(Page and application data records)
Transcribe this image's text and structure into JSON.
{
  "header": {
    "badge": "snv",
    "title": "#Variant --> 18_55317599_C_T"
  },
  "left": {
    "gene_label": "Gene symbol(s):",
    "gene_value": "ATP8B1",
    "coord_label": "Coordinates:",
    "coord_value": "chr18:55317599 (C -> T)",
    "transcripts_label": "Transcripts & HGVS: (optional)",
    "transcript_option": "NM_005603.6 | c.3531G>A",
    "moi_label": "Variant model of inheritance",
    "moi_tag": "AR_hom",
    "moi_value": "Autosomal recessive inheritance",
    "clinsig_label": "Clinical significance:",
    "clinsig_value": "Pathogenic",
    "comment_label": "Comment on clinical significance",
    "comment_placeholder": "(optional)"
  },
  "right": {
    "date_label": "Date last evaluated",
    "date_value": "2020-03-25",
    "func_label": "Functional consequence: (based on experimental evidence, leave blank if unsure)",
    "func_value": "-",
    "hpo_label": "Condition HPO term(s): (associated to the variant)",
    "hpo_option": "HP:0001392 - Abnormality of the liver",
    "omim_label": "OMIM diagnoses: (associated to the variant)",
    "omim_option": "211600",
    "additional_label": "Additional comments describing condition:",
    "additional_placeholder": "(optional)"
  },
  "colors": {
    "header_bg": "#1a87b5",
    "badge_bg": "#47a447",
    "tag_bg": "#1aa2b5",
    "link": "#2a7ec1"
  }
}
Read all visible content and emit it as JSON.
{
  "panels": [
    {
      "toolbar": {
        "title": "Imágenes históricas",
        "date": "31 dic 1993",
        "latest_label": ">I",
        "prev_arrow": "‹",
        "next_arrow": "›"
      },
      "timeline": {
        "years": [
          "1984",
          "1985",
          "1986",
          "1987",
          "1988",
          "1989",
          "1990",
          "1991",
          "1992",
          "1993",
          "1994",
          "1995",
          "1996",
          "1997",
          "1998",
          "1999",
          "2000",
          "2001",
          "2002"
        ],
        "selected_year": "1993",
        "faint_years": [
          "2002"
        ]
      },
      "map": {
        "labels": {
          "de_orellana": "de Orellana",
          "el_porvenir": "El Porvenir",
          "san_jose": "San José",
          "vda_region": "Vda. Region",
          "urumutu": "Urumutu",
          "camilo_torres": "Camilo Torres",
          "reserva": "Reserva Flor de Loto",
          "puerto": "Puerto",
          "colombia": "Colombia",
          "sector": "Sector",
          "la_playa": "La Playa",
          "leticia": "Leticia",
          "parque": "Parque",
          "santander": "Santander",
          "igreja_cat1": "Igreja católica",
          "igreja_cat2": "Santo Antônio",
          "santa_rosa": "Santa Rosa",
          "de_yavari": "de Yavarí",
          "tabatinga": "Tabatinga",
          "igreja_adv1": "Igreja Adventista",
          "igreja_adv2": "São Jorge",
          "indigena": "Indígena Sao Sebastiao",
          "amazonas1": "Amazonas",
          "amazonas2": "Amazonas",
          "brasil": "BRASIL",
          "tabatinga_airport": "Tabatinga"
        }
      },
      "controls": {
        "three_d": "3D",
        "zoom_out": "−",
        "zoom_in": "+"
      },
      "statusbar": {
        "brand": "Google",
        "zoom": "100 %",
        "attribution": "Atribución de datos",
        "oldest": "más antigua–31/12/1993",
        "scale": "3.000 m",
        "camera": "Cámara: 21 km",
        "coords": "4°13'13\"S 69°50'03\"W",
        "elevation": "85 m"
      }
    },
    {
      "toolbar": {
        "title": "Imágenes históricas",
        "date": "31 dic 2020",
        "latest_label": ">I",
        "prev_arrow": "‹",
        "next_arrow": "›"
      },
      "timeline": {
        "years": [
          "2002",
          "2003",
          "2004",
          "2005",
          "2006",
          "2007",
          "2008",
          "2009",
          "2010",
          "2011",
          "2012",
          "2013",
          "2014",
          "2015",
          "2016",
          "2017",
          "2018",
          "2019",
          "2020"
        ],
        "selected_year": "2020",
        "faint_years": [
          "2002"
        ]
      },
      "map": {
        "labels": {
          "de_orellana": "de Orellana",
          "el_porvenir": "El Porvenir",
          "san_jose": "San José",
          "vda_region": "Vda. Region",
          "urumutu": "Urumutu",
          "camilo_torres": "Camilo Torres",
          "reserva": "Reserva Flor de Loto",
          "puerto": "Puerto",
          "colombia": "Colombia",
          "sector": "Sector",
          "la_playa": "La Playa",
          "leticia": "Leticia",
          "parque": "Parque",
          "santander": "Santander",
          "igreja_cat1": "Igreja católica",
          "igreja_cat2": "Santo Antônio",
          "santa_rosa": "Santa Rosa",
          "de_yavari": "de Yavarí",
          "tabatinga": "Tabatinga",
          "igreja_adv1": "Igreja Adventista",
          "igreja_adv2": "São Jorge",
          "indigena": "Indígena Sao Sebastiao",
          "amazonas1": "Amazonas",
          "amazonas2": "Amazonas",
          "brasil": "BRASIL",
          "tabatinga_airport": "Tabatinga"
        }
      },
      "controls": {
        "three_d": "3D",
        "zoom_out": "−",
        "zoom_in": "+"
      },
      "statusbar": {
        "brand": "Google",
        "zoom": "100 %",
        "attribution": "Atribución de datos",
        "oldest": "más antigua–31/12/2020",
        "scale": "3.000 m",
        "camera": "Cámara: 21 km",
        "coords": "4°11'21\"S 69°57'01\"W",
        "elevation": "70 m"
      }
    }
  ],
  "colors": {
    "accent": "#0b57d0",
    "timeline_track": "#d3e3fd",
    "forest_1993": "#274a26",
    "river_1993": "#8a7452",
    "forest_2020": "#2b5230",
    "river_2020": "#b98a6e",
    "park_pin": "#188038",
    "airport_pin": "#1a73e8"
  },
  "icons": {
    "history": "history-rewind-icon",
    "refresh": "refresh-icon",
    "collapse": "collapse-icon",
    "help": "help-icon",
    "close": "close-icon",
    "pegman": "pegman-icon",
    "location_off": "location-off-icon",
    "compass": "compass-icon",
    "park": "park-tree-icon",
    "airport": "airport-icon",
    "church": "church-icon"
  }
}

...

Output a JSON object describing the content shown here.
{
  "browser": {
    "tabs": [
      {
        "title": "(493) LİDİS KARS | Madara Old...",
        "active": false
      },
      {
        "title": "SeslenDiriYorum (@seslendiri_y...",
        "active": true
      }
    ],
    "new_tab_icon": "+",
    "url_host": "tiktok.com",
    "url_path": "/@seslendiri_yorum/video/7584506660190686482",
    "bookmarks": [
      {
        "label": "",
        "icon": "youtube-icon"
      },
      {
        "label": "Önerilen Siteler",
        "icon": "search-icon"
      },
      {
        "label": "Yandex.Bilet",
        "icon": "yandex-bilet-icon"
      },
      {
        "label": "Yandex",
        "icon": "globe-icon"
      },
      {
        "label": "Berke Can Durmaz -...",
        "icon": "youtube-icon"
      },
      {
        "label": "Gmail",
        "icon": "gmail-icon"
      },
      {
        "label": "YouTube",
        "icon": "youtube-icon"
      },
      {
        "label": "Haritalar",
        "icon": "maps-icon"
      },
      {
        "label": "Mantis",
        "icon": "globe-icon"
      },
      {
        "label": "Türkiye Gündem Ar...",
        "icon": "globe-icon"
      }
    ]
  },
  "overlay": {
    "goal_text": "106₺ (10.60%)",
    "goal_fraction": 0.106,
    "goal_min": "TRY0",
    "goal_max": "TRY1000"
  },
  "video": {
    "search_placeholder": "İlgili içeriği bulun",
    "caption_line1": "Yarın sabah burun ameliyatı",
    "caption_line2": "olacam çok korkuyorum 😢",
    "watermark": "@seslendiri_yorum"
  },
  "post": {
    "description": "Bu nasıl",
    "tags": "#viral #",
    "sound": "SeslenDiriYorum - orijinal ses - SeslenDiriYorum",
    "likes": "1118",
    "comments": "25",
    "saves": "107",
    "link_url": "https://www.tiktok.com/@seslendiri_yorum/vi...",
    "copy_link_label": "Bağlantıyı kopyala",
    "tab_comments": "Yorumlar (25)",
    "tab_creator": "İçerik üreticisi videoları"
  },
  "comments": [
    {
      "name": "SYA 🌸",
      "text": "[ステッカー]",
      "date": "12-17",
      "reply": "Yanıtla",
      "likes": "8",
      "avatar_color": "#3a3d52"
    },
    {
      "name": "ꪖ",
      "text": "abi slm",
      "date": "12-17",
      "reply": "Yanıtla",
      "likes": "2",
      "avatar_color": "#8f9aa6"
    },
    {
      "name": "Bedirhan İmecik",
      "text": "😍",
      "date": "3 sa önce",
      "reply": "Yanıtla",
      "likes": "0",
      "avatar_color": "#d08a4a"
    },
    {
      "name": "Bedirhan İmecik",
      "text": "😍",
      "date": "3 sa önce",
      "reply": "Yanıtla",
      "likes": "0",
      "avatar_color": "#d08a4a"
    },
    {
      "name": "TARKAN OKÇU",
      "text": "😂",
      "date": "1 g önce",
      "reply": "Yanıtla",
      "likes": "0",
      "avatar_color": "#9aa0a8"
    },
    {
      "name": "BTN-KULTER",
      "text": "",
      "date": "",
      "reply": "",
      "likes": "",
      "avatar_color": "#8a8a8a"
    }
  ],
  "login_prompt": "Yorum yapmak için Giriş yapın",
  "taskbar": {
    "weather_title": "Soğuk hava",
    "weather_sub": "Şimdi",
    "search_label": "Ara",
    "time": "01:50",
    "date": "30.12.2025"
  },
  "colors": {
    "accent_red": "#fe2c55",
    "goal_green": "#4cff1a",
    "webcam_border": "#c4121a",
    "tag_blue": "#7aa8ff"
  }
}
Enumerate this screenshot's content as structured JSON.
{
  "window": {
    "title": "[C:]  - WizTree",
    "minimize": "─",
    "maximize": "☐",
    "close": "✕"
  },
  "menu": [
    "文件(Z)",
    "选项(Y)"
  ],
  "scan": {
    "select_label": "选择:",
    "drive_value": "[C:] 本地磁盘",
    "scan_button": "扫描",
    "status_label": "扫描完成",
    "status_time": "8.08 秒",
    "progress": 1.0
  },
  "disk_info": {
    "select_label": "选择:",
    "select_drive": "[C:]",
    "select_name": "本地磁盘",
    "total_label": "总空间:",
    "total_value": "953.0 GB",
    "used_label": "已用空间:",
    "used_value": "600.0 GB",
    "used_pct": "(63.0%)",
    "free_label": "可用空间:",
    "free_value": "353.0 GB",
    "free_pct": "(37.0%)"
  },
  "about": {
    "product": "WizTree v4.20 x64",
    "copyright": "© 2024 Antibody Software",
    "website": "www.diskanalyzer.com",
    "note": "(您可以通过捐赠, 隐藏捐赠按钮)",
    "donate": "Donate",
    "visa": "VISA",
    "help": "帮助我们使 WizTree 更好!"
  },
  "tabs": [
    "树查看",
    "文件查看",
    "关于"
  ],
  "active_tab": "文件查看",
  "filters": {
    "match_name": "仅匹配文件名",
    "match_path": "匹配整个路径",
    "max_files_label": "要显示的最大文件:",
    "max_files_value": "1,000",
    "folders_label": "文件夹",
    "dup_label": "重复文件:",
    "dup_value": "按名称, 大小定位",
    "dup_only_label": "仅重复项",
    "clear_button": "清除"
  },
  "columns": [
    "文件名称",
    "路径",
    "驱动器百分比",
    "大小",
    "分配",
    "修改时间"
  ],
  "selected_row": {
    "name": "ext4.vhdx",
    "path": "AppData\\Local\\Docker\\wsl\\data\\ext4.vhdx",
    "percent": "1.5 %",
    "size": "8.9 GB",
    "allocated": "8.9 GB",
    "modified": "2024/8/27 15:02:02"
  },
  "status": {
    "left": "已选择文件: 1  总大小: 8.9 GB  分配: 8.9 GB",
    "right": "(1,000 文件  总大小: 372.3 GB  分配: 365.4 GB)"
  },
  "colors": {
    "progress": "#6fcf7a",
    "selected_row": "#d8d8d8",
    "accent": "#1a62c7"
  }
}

Exercise instructions:
For every line of the records that includes the string "coords", add one to a tally; the answer is that tally alone.

Answer to this task:
2